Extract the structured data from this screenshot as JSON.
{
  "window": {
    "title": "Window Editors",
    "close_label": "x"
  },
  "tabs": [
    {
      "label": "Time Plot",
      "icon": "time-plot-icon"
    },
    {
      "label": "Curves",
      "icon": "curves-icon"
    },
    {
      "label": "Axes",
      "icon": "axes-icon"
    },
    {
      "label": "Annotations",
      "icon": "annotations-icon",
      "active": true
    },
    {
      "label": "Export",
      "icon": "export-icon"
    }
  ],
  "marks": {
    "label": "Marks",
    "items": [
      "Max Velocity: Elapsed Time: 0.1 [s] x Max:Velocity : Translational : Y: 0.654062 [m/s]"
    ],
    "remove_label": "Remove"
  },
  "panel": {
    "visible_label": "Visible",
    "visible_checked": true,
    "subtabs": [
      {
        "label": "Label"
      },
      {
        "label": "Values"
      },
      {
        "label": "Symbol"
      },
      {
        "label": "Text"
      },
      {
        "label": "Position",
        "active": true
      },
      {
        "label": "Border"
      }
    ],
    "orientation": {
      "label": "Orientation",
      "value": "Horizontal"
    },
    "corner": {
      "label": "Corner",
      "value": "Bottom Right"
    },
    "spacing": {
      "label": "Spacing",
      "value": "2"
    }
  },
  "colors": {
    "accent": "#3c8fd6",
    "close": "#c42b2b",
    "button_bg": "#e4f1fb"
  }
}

__TASK INSTRUCTIONS__
Give back all the records exactly as they stand.

__REPLY TO THE EXERCISE__
Extract the structured data from this screenshot as JSON.
{
  "window": {
    "title": "Window Editors",
    "close_label": "x"
  },
  "tabs": [
    {
      "label": "Time Plot",
      "icon": "time-plot-icon"
    },
    {
      "label": "Curves",
      "icon": "curves-icon"
    },
    {
      "label": "Axes",
      "icon": "axes-icon"
    },
    {
      "label": "Annotations",
      "icon": "annotations-icon",
      "active": true
    },
    {
      "label": "Export",
      "icon": "export-icon"
    }
  ],
  "marks": {
    "label": "Marks",
    "items": [
      "Max Velocity: Elapsed Time: 0.1 [s] x Max:Velocity : Translational : Y: 0.654062 [m/s]"
    ],
    "remove_label": "Remove"
  },
  "panel": {
    "visible_label": "Visible",
    "visible_checked": true,
    "subtabs": [
      {
        "label": "Label"
      },
      {
        "label": "Values"
      },
      {
        "label": "Symbol"
      },
      {
        "label": "Text"
      },
      {
        "label": "Position",
        "active": true
      },
      {
        "label": "Border"
      }
    ],
    "orientation": {
      "label": "Orientation",
      "value": "Horizontal"
    },
    "corner": {
      "label": "Corner",
      "value": "Bottom Right"
    },
    "spacing": {
      "label": "Spacing",
      "value": "2"
    }
  },
  "colors": {
    "accent": "#3c8fd6",
    "close": "#c42b2b",
    "button_bg": "#e4f1fb"
  }
}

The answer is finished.